[SOURCE DATA start]

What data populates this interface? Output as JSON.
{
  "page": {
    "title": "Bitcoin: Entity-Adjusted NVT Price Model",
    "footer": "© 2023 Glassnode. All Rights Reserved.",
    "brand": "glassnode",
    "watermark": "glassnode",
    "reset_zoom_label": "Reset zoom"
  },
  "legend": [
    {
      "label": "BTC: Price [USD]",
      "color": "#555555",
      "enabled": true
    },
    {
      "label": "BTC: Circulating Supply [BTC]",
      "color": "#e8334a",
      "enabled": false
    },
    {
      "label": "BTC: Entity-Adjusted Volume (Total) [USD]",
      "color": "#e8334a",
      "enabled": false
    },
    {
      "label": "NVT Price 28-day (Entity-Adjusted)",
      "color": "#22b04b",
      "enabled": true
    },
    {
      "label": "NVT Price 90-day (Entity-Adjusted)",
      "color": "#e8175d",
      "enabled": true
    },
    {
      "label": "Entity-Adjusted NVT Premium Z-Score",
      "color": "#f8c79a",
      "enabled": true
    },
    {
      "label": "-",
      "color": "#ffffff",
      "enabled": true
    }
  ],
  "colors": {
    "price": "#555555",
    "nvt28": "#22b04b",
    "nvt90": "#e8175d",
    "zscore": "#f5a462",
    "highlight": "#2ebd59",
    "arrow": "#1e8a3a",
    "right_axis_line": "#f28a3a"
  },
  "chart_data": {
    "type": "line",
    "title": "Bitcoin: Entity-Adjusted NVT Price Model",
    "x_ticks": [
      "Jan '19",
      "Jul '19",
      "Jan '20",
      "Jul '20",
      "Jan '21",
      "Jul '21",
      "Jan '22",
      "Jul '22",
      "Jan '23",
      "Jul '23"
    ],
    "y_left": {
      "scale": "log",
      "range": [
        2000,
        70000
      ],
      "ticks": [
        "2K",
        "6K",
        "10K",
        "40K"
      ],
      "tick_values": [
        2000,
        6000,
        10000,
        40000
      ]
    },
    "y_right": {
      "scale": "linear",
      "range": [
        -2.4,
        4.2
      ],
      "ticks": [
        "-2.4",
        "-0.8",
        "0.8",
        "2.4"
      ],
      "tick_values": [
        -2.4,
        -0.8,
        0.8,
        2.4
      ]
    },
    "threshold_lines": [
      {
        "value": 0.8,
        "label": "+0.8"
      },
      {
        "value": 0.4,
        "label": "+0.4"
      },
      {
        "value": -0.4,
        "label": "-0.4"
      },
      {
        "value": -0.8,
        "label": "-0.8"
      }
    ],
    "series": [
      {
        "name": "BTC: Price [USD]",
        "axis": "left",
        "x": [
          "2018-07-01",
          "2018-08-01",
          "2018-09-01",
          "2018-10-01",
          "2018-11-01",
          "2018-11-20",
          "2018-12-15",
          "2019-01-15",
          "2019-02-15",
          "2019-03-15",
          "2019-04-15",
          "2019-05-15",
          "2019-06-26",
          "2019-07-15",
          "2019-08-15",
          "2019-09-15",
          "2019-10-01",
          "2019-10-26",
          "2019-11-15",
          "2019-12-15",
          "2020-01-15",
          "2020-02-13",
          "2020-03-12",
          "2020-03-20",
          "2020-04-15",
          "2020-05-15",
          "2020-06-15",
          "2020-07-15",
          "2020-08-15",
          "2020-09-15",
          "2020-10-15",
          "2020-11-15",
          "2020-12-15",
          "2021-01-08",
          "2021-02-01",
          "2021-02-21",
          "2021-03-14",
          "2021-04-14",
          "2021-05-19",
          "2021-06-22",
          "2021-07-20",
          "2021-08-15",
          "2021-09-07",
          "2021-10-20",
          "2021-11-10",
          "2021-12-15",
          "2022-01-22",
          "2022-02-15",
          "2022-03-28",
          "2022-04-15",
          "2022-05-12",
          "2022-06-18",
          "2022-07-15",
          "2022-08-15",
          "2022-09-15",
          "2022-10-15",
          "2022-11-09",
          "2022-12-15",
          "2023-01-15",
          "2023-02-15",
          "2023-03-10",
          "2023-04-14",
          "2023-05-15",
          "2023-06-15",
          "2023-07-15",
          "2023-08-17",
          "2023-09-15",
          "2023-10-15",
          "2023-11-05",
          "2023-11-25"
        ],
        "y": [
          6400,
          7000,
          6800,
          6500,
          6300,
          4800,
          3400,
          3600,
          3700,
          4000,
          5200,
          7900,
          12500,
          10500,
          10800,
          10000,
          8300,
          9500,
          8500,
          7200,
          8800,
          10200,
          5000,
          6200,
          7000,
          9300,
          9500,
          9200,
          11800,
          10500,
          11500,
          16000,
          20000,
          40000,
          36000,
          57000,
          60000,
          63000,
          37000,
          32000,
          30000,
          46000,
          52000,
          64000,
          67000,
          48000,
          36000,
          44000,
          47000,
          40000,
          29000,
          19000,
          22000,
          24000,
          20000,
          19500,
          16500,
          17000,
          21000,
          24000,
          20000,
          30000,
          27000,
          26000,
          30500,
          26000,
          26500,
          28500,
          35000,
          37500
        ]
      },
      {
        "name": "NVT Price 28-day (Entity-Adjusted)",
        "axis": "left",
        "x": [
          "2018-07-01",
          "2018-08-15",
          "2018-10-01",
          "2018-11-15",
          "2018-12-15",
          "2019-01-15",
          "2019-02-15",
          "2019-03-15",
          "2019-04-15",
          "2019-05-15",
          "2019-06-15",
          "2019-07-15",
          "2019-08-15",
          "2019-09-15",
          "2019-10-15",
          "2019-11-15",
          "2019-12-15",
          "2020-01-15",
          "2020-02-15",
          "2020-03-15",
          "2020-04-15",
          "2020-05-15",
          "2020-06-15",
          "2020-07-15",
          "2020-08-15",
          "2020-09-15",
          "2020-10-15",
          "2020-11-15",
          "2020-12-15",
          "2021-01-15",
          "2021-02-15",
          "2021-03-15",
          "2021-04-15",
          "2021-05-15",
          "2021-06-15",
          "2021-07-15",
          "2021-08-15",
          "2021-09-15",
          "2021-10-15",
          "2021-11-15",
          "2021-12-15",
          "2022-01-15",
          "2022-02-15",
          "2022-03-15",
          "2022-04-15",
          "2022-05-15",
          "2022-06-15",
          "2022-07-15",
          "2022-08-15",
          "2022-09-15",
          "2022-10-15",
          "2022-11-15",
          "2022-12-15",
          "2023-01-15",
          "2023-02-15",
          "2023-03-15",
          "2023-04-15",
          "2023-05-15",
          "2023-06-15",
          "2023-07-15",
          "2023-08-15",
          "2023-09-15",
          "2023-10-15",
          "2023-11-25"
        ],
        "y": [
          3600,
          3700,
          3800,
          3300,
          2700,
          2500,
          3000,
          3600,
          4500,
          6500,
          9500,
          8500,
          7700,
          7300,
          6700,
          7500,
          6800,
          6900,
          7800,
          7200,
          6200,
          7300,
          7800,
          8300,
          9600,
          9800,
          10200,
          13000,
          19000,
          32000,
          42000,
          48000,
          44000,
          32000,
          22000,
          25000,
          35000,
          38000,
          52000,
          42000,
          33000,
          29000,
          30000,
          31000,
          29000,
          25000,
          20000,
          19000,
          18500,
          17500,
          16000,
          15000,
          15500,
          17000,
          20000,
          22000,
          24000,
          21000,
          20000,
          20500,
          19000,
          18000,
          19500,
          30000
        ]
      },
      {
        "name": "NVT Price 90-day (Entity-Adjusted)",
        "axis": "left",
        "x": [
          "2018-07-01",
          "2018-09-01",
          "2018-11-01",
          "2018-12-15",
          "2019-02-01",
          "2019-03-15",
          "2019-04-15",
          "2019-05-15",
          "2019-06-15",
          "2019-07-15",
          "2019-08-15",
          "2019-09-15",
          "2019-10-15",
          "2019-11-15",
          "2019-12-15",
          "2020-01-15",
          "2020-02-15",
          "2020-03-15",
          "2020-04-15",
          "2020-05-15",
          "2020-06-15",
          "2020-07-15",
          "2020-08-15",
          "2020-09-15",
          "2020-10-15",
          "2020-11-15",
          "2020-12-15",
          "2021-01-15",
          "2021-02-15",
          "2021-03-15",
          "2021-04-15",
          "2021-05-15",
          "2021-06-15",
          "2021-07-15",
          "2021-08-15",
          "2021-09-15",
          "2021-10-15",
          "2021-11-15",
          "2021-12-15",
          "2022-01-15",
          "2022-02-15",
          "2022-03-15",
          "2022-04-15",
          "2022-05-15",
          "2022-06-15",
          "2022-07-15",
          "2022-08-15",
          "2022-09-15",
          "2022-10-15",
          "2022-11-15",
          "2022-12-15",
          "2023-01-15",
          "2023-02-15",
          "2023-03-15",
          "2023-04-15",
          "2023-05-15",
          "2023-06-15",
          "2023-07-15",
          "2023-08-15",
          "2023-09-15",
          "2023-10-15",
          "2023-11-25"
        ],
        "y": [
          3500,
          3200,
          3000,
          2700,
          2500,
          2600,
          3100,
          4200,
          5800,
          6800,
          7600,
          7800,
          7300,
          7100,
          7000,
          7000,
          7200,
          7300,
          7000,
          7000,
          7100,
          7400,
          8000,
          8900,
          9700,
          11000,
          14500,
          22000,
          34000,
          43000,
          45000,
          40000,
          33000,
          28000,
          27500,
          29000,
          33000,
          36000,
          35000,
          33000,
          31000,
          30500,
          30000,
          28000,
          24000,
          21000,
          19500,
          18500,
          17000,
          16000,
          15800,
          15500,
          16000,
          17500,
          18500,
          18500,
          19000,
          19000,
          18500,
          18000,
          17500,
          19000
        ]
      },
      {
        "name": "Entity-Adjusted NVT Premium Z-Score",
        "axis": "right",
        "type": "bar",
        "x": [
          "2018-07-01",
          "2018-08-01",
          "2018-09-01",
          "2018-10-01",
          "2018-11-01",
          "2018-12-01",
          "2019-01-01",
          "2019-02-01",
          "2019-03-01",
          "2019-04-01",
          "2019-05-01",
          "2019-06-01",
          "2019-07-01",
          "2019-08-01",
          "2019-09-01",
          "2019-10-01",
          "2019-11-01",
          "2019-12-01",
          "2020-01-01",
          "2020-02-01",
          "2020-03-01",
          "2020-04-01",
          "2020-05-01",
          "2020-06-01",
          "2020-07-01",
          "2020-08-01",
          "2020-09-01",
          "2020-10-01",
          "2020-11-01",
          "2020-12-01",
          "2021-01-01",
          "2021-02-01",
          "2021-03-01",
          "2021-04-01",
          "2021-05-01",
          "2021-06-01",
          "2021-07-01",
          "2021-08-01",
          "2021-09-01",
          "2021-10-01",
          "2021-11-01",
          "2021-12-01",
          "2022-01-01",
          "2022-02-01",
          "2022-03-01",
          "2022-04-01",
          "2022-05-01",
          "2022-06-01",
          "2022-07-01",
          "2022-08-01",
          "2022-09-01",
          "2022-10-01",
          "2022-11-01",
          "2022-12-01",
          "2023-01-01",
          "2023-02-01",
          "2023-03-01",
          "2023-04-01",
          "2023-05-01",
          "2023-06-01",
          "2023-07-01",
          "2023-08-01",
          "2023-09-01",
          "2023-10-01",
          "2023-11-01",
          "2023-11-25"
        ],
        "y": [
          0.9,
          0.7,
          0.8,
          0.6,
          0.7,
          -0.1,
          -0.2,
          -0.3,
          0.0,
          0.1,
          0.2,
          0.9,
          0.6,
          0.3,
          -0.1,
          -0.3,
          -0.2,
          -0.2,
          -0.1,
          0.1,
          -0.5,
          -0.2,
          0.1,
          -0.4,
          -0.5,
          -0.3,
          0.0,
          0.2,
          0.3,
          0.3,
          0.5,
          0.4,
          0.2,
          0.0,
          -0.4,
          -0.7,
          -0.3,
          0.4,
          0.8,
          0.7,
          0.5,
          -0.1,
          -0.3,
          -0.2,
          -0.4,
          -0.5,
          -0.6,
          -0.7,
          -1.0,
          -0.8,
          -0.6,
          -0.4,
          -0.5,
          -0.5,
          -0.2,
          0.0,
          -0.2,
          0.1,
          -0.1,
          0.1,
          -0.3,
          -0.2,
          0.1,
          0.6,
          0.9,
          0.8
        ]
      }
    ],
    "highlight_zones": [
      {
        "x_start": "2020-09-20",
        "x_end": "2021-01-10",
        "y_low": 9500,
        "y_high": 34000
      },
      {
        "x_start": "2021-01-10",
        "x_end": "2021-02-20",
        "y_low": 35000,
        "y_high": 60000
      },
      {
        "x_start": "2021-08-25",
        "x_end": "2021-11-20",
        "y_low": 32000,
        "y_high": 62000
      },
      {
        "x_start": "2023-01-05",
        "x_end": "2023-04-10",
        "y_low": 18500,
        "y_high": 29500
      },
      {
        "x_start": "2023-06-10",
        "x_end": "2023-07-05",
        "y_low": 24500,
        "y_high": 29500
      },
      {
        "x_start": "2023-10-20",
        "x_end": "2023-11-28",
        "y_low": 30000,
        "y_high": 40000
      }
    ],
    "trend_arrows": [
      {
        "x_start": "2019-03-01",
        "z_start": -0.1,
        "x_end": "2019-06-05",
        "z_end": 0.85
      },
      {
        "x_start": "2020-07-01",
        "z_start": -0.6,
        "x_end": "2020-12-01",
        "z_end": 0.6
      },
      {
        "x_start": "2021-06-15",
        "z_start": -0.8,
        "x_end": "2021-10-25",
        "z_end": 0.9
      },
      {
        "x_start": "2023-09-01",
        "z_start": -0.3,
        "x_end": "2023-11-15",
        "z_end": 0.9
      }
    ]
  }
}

[SOURCE DATA end]

**GOAL OF THE EXERCISE**
Scan the records above and report how many lines include the word "Entity", without any other text.

**TASK RESULT**
9